Data in this exercise.
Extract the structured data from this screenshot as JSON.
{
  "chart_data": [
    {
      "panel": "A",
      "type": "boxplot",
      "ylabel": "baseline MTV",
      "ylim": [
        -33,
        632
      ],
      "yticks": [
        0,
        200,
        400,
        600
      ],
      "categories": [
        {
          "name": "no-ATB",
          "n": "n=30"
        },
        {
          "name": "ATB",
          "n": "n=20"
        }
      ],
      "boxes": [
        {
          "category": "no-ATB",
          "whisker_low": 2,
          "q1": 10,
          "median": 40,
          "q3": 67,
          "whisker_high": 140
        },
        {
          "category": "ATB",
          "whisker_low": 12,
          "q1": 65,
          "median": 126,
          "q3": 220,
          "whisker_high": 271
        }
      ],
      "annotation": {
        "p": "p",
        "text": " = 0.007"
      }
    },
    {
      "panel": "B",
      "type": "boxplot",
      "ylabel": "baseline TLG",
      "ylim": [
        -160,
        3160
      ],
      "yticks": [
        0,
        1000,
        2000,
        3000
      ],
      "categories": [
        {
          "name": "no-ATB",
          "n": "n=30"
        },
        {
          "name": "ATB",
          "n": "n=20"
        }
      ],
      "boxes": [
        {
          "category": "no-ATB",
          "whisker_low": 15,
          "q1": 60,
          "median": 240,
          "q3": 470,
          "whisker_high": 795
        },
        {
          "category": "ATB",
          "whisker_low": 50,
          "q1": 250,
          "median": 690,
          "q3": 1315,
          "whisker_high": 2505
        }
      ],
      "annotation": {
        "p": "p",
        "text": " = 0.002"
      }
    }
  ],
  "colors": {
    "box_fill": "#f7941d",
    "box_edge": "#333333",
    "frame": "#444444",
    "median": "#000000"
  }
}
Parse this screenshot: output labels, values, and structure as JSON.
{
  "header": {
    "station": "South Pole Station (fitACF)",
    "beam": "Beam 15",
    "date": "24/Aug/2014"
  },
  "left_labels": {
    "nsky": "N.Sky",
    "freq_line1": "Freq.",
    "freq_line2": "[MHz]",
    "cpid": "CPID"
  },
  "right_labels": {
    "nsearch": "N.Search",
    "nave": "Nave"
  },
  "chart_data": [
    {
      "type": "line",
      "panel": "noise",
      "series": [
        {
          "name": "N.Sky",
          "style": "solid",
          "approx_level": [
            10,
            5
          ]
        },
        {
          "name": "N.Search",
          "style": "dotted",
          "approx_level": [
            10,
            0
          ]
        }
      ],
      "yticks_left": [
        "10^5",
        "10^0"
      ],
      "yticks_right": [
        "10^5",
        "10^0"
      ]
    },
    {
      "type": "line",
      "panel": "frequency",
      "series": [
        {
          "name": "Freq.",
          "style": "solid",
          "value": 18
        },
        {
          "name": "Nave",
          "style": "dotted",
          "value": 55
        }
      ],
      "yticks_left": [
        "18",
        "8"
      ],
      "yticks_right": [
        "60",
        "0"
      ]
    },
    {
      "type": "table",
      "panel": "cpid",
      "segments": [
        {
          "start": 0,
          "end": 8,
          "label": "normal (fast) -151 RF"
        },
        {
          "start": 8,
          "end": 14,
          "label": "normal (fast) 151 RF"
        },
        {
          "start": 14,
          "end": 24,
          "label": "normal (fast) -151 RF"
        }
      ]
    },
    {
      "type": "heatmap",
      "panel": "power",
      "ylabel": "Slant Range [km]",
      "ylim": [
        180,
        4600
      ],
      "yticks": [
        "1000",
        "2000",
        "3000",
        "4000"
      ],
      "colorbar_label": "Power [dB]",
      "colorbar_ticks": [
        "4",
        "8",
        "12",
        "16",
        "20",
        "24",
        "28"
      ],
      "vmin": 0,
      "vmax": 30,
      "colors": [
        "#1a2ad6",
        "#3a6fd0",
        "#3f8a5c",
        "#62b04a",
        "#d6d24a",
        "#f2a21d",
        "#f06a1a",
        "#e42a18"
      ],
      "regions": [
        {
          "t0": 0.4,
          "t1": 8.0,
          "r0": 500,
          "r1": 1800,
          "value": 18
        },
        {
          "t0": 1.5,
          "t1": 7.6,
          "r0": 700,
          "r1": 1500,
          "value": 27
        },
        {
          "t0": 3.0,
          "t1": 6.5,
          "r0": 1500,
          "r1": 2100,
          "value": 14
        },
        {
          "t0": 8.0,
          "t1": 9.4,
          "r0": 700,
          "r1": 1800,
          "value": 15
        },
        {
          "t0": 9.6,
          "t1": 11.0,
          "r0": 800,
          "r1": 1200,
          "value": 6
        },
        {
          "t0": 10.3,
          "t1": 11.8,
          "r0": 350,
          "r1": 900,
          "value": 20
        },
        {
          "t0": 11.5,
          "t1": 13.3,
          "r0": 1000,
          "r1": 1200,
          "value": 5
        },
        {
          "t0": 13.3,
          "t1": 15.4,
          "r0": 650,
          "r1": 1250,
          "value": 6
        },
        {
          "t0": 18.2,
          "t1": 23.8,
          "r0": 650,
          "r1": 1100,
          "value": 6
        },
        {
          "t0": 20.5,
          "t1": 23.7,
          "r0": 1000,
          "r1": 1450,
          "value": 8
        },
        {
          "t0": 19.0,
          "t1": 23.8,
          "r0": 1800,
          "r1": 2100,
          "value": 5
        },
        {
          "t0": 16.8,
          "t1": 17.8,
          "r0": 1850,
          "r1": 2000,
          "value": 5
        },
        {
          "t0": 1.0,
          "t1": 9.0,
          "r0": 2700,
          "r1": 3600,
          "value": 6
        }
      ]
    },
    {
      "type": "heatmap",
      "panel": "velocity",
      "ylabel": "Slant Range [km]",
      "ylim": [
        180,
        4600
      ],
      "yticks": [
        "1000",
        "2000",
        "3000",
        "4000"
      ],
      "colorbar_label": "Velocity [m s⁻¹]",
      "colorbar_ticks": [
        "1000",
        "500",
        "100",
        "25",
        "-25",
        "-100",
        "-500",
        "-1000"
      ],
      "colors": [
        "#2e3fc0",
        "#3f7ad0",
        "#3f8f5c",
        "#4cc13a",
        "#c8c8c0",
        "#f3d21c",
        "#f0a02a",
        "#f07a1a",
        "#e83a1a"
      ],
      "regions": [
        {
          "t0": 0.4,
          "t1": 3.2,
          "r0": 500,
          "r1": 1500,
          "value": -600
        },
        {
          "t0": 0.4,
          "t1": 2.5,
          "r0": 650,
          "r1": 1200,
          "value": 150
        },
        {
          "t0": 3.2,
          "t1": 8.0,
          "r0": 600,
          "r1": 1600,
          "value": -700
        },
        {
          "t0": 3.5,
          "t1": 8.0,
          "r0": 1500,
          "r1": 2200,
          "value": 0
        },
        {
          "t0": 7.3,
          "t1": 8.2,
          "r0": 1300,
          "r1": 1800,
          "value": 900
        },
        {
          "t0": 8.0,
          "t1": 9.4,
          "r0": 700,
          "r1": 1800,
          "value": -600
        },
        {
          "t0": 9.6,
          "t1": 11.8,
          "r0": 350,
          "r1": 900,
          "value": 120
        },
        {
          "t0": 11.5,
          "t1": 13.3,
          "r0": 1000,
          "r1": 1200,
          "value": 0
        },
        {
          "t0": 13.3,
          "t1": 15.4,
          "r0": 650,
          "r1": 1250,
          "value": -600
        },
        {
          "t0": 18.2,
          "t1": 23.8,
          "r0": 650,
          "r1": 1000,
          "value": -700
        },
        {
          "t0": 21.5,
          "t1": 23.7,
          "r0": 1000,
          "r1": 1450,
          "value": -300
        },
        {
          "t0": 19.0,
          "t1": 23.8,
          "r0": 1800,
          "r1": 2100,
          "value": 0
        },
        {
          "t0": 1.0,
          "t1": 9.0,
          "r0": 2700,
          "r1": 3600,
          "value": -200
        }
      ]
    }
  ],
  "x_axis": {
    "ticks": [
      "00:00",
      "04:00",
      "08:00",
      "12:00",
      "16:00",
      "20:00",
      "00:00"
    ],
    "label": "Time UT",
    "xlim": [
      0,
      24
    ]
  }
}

What you have to do. Above are the records. Identify each line that contains the word "name".

Solution to the exercise.
          "name": "no-ATB",
          "name": "ATB",
          "name": "no-ATB",
          "name": "ATB",
          "name": "N.Sky",
          "name": "N.Search",
          "name": "Freq.",
          "name": "Nave",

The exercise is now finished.